Exercise instructions :: Spot every line with the word "letter" and return it.

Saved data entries
───

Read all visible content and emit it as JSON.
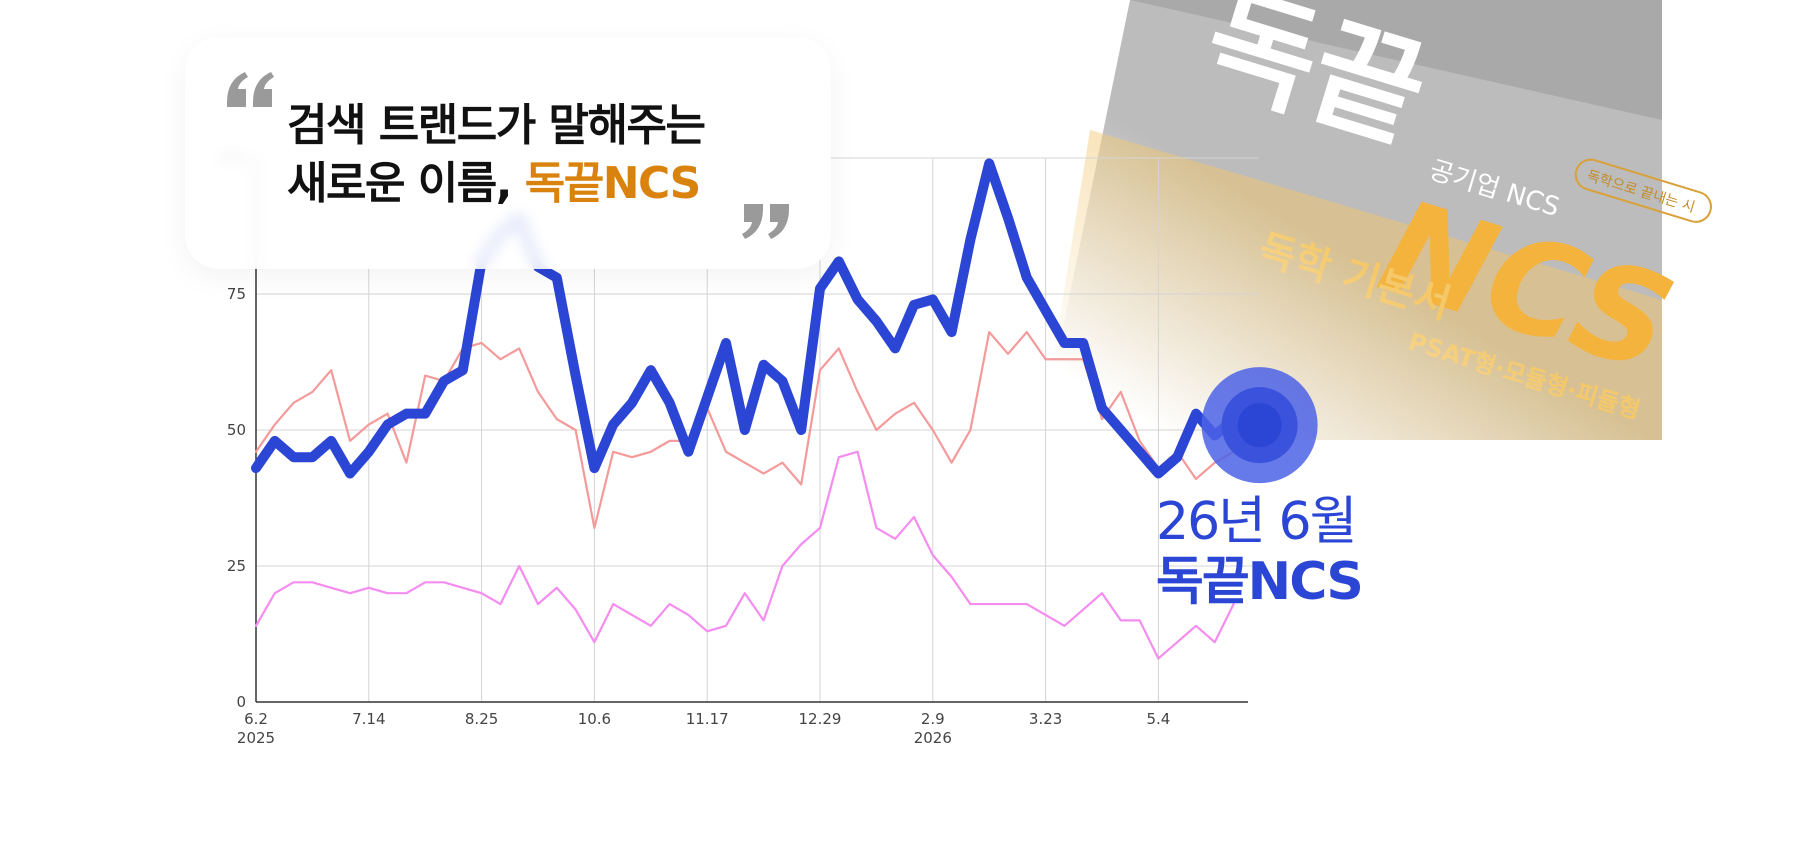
{
  "chart_data": {
    "type": "line",
    "categories": [
      {
        "label": "6.2",
        "year": "2025"
      },
      null,
      null,
      null,
      null,
      null,
      "7.14",
      null,
      null,
      null,
      null,
      null,
      "8.25",
      null,
      null,
      null,
      null,
      null,
      "10.6",
      null,
      null,
      null,
      null,
      null,
      "11.17",
      null,
      null,
      null,
      null,
      null,
      "12.29",
      null,
      null,
      null,
      null,
      null,
      {
        "label": "2.9",
        "year": "2026"
      },
      null,
      null,
      null,
      null,
      null,
      "3.23",
      null,
      null,
      null,
      null,
      null,
      "5.4",
      null,
      null,
      null,
      null
    ],
    "series": [
      {
        "color": "#2b45d4",
        "values": [
          43,
          48,
          45,
          45,
          48,
          42,
          46,
          51,
          53,
          53,
          59,
          61,
          81,
          86,
          89,
          80,
          78,
          60,
          43,
          51,
          55,
          61,
          55,
          46,
          56,
          66,
          50,
          62,
          59,
          50,
          76,
          81,
          74,
          70,
          65,
          73,
          74,
          68,
          85,
          99,
          89,
          78,
          72,
          66,
          66,
          54,
          50,
          46,
          42,
          45,
          53,
          49,
          52
        ]
      },
      {
        "color": "#f59a9a",
        "values": [
          46,
          51,
          55,
          57,
          61,
          48,
          51,
          53,
          44,
          60,
          59,
          65,
          66,
          63,
          65,
          57,
          52,
          50,
          32,
          46,
          45,
          46,
          48,
          48,
          54,
          46,
          44,
          42,
          44,
          40,
          61,
          65,
          57,
          50,
          53,
          55,
          50,
          44,
          50,
          68,
          64,
          68,
          63,
          63,
          63,
          52,
          57,
          48,
          43,
          46,
          41,
          44,
          46
        ]
      },
      {
        "color": "#f58cf0",
        "values": [
          14,
          20,
          22,
          22,
          21,
          20,
          21,
          20,
          20,
          22,
          22,
          21,
          20,
          18,
          25,
          18,
          21,
          17,
          11,
          18,
          16,
          14,
          18,
          16,
          13,
          14,
          20,
          15,
          25,
          29,
          32,
          45,
          46,
          32,
          30,
          34,
          27,
          23,
          18,
          18,
          18,
          18,
          16,
          14,
          17,
          20,
          15,
          15,
          8,
          11,
          14,
          11,
          18
        ]
      }
    ],
    "ylim": [
      0,
      100
    ],
    "yticks": [
      0,
      25,
      50,
      75,
      100
    ],
    "grid": true
  },
  "headline": {
    "line1": "검색 트랜드가 말해주는",
    "line2": "새로운 이름,",
    "highlight": "독끝NCS"
  },
  "callout": {
    "date": "26년 6월",
    "product": "독끝NCS"
  },
  "book": {
    "series_name": "독학으로 끝내는 시",
    "brand": "독끝",
    "subtitle": "공기업 NCS",
    "logo": "NCS",
    "kind": "독학 기본서",
    "types": "PSAT형·모듈형·피듈형"
  }
}
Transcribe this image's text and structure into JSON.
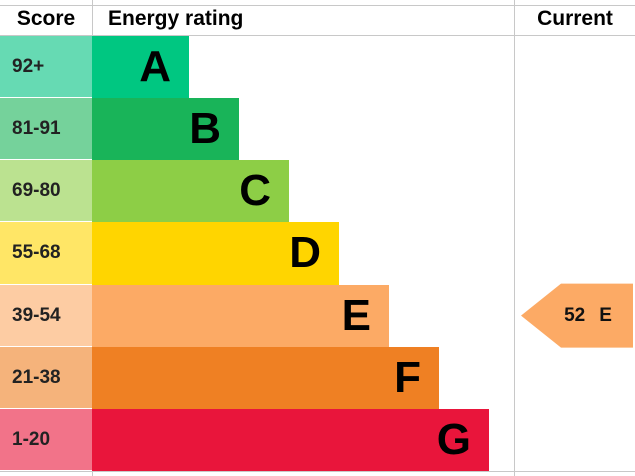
{
  "headers": {
    "score": "Score",
    "rating": "Energy rating",
    "current": "Current"
  },
  "chart_data": {
    "type": "bar",
    "categories": [
      "A",
      "B",
      "C",
      "D",
      "E",
      "F",
      "G"
    ],
    "score_ranges": [
      "92+",
      "81-91",
      "69-80",
      "55-68",
      "39-54",
      "21-38",
      "1-20"
    ],
    "bands": [
      {
        "letter": "A",
        "score_range": "92+",
        "bar_color": "#00c781",
        "score_color": "#66dab3"
      },
      {
        "letter": "B",
        "score_range": "81-91",
        "bar_color": "#19b459",
        "score_color": "#75d29b"
      },
      {
        "letter": "C",
        "score_range": "69-80",
        "bar_color": "#8dce46",
        "score_color": "#bbe290"
      },
      {
        "letter": "D",
        "score_range": "55-68",
        "bar_color": "#ffd500",
        "score_color": "#ffe666"
      },
      {
        "letter": "E",
        "score_range": "39-54",
        "bar_color": "#fcaa65",
        "score_color": "#fdcca3"
      },
      {
        "letter": "F",
        "score_range": "21-38",
        "bar_color": "#ef8023",
        "score_color": "#f5b37b"
      },
      {
        "letter": "G",
        "score_range": "1-20",
        "bar_color": "#e9153b",
        "score_color": "#f27389"
      }
    ],
    "current": {
      "score": 52,
      "band": "E",
      "score_text": "52",
      "band_text": "E",
      "color": "#fcaa65"
    }
  }
}
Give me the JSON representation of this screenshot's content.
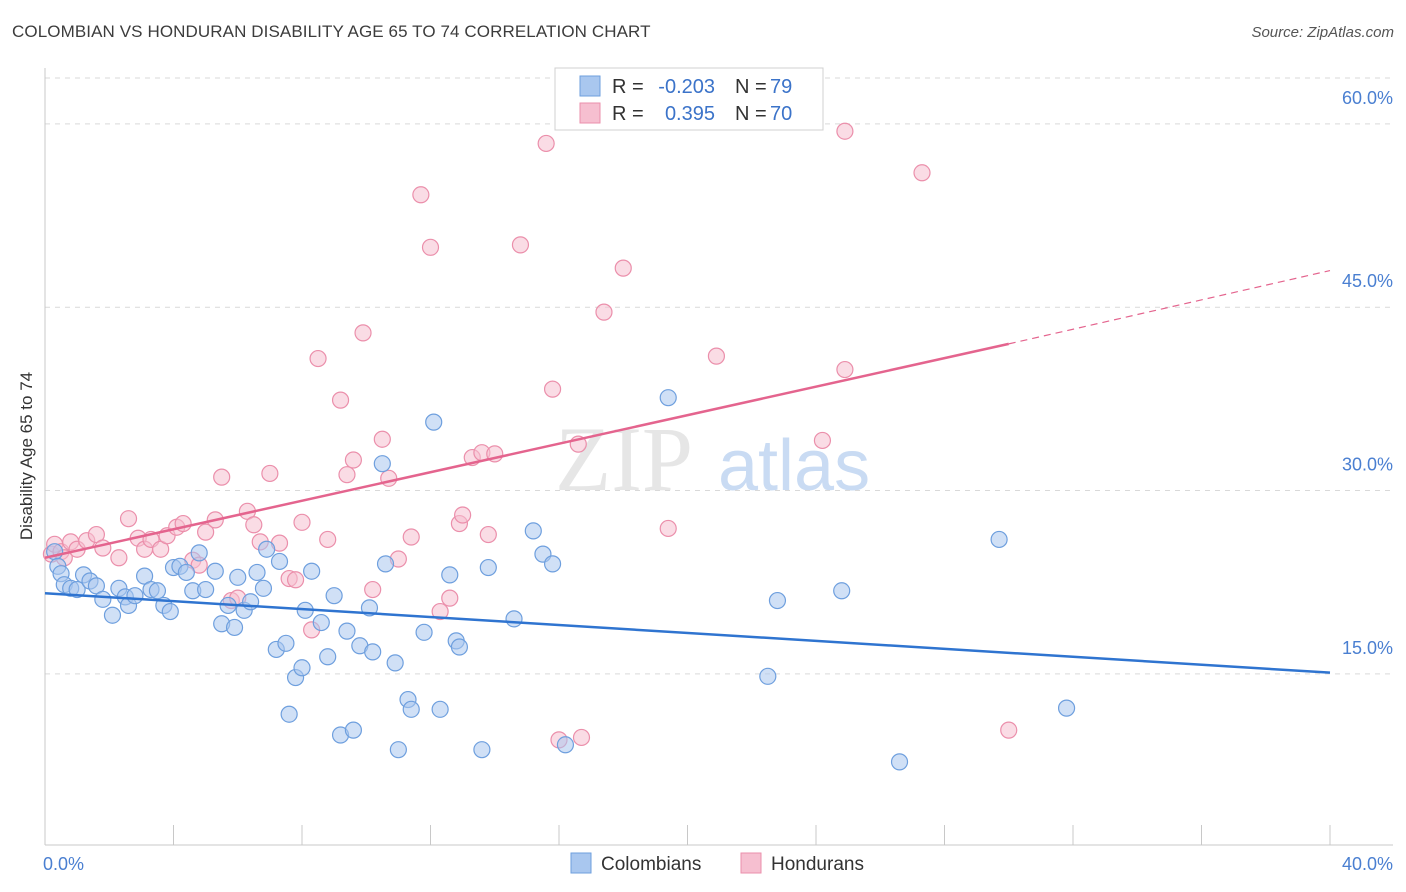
{
  "header": {
    "title": "COLOMBIAN VS HONDURAN DISABILITY AGE 65 TO 74 CORRELATION CHART",
    "source": "Source: ZipAtlas.com"
  },
  "watermark": {
    "zip": "ZIP",
    "atlas": "atlas"
  },
  "colors": {
    "colombians_fill": "#a9c7ef",
    "colombians_stroke": "#6e9fde",
    "colombians_line": "#2f74d0",
    "hondurans_fill": "#f6bfd0",
    "hondurans_stroke": "#eb8fab",
    "hondurans_line": "#e4648e",
    "grid": "#d9d9d9",
    "tick_text": "#4a7fd1"
  },
  "legend": {
    "rows": [
      {
        "r_label": "R =",
        "r_value": "-0.203",
        "n_label": "N =",
        "n_value": "79",
        "series": "colombians"
      },
      {
        "r_label": "R =",
        "r_value": "0.395",
        "n_label": "N =",
        "n_value": "70",
        "series": "hondurans"
      }
    ]
  },
  "bottom_legend": [
    "Colombians",
    "Hondurans"
  ],
  "chart_data": {
    "type": "scatter",
    "title": "COLOMBIAN VS HONDURAN DISABILITY AGE 65 TO 74 CORRELATION CHART",
    "xlabel": "",
    "ylabel": "Disability Age 65 to 74",
    "xlim": [
      0,
      40
    ],
    "ylim": [
      1,
      64
    ],
    "x_tick_labels": [
      {
        "value": 0,
        "label": "0.0%"
      },
      {
        "value": 40,
        "label": "40.0%"
      }
    ],
    "y_ticks": [
      {
        "value": 15,
        "label": "15.0%"
      },
      {
        "value": 30,
        "label": "30.0%"
      },
      {
        "value": 45,
        "label": "45.0%"
      },
      {
        "value": 60,
        "label": "60.0%"
      }
    ],
    "grid": "horizontal dashed",
    "series": [
      {
        "name": "Colombians",
        "r": -0.203,
        "n": 79,
        "trend": {
          "x": [
            0,
            40
          ],
          "y": [
            21.6,
            15.1
          ]
        },
        "points": [
          [
            0.3,
            25.0
          ],
          [
            0.4,
            23.8
          ],
          [
            0.5,
            23.2
          ],
          [
            0.6,
            22.3
          ],
          [
            0.8,
            22.0
          ],
          [
            1.0,
            21.9
          ],
          [
            1.2,
            23.1
          ],
          [
            1.4,
            22.6
          ],
          [
            1.6,
            22.2
          ],
          [
            1.8,
            21.1
          ],
          [
            2.1,
            19.8
          ],
          [
            2.3,
            22.0
          ],
          [
            2.5,
            21.3
          ],
          [
            2.6,
            20.6
          ],
          [
            2.8,
            21.4
          ],
          [
            3.1,
            23.0
          ],
          [
            3.3,
            21.9
          ],
          [
            3.5,
            21.8
          ],
          [
            3.7,
            20.6
          ],
          [
            3.9,
            20.1
          ],
          [
            4.0,
            23.7
          ],
          [
            4.2,
            23.8
          ],
          [
            4.4,
            23.3
          ],
          [
            4.6,
            21.8
          ],
          [
            4.8,
            24.9
          ],
          [
            5.0,
            21.9
          ],
          [
            5.3,
            23.4
          ],
          [
            5.5,
            19.1
          ],
          [
            5.7,
            20.6
          ],
          [
            5.9,
            18.8
          ],
          [
            6.0,
            22.9
          ],
          [
            6.2,
            20.2
          ],
          [
            6.4,
            20.9
          ],
          [
            6.6,
            23.3
          ],
          [
            6.8,
            22.0
          ],
          [
            6.9,
            25.2
          ],
          [
            7.2,
            17.0
          ],
          [
            7.3,
            24.2
          ],
          [
            7.5,
            17.5
          ],
          [
            7.6,
            11.7
          ],
          [
            7.8,
            14.7
          ],
          [
            8.0,
            15.5
          ],
          [
            8.1,
            20.2
          ],
          [
            8.3,
            23.4
          ],
          [
            8.6,
            19.2
          ],
          [
            8.8,
            16.4
          ],
          [
            9.0,
            21.4
          ],
          [
            9.2,
            10.0
          ],
          [
            9.4,
            18.5
          ],
          [
            9.6,
            10.4
          ],
          [
            9.8,
            17.3
          ],
          [
            10.1,
            20.4
          ],
          [
            10.2,
            16.8
          ],
          [
            10.5,
            32.2
          ],
          [
            10.6,
            24.0
          ],
          [
            10.9,
            15.9
          ],
          [
            11.0,
            8.8
          ],
          [
            11.3,
            12.9
          ],
          [
            11.4,
            12.1
          ],
          [
            11.8,
            18.4
          ],
          [
            12.1,
            35.6
          ],
          [
            12.3,
            12.1
          ],
          [
            12.6,
            23.1
          ],
          [
            12.8,
            17.7
          ],
          [
            12.9,
            17.2
          ],
          [
            13.6,
            8.8
          ],
          [
            13.8,
            23.7
          ],
          [
            14.6,
            19.5
          ],
          [
            15.2,
            26.7
          ],
          [
            15.5,
            24.8
          ],
          [
            15.8,
            24.0
          ],
          [
            16.2,
            9.2
          ],
          [
            19.4,
            37.6
          ],
          [
            22.5,
            14.8
          ],
          [
            22.8,
            21.0
          ],
          [
            24.8,
            21.8
          ],
          [
            26.6,
            7.8
          ],
          [
            29.7,
            26.0
          ],
          [
            31.8,
            12.2
          ]
        ]
      },
      {
        "name": "Hondurans",
        "r": 0.395,
        "n": 70,
        "trend": {
          "x": [
            0,
            30
          ],
          "y": [
            24.5,
            42.0
          ],
          "dashed_extension": {
            "x": [
              30,
              40
            ],
            "y": [
              42.0,
              48.0
            ]
          }
        },
        "points": [
          [
            0.2,
            24.8
          ],
          [
            0.3,
            25.6
          ],
          [
            0.5,
            25.0
          ],
          [
            0.6,
            24.5
          ],
          [
            0.8,
            25.8
          ],
          [
            1.0,
            25.2
          ],
          [
            1.3,
            25.9
          ],
          [
            1.6,
            26.4
          ],
          [
            1.8,
            25.3
          ],
          [
            2.3,
            24.5
          ],
          [
            2.6,
            27.7
          ],
          [
            2.9,
            26.1
          ],
          [
            3.1,
            25.2
          ],
          [
            3.3,
            26.0
          ],
          [
            3.6,
            25.2
          ],
          [
            3.8,
            26.3
          ],
          [
            4.1,
            27.0
          ],
          [
            4.3,
            27.3
          ],
          [
            4.6,
            24.3
          ],
          [
            4.8,
            23.9
          ],
          [
            5.0,
            26.6
          ],
          [
            5.3,
            27.6
          ],
          [
            5.5,
            31.1
          ],
          [
            5.8,
            21.0
          ],
          [
            6.0,
            21.2
          ],
          [
            6.3,
            28.3
          ],
          [
            6.5,
            27.2
          ],
          [
            6.7,
            25.8
          ],
          [
            7.0,
            31.4
          ],
          [
            7.3,
            25.7
          ],
          [
            7.6,
            22.8
          ],
          [
            7.8,
            22.7
          ],
          [
            8.0,
            27.4
          ],
          [
            8.3,
            18.6
          ],
          [
            8.5,
            40.8
          ],
          [
            8.8,
            26.0
          ],
          [
            9.2,
            37.4
          ],
          [
            9.4,
            31.3
          ],
          [
            9.6,
            32.5
          ],
          [
            9.9,
            42.9
          ],
          [
            10.2,
            21.9
          ],
          [
            10.5,
            34.2
          ],
          [
            10.7,
            31.0
          ],
          [
            11.0,
            24.4
          ],
          [
            11.4,
            26.2
          ],
          [
            11.7,
            54.2
          ],
          [
            12.0,
            49.9
          ],
          [
            12.3,
            20.1
          ],
          [
            12.6,
            21.2
          ],
          [
            12.9,
            27.3
          ],
          [
            13.0,
            28.0
          ],
          [
            13.3,
            32.7
          ],
          [
            13.6,
            33.1
          ],
          [
            13.8,
            26.4
          ],
          [
            14.0,
            33.0
          ],
          [
            14.8,
            50.1
          ],
          [
            15.6,
            58.4
          ],
          [
            15.8,
            38.3
          ],
          [
            16.0,
            9.6
          ],
          [
            16.6,
            33.8
          ],
          [
            16.7,
            9.8
          ],
          [
            17.4,
            44.6
          ],
          [
            18.0,
            48.2
          ],
          [
            19.4,
            26.9
          ],
          [
            20.9,
            41.0
          ],
          [
            24.2,
            34.1
          ],
          [
            24.9,
            39.9
          ],
          [
            24.9,
            59.4
          ],
          [
            27.3,
            56.0
          ],
          [
            30.0,
            10.4
          ]
        ]
      }
    ]
  }
}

───

Output of the exercise ::
        "letter": "A",
        "letter": "B",
        "letter": "C",
        "letter": "D",
        "letter": "E",
        "letter": "F",
        "letter": "G",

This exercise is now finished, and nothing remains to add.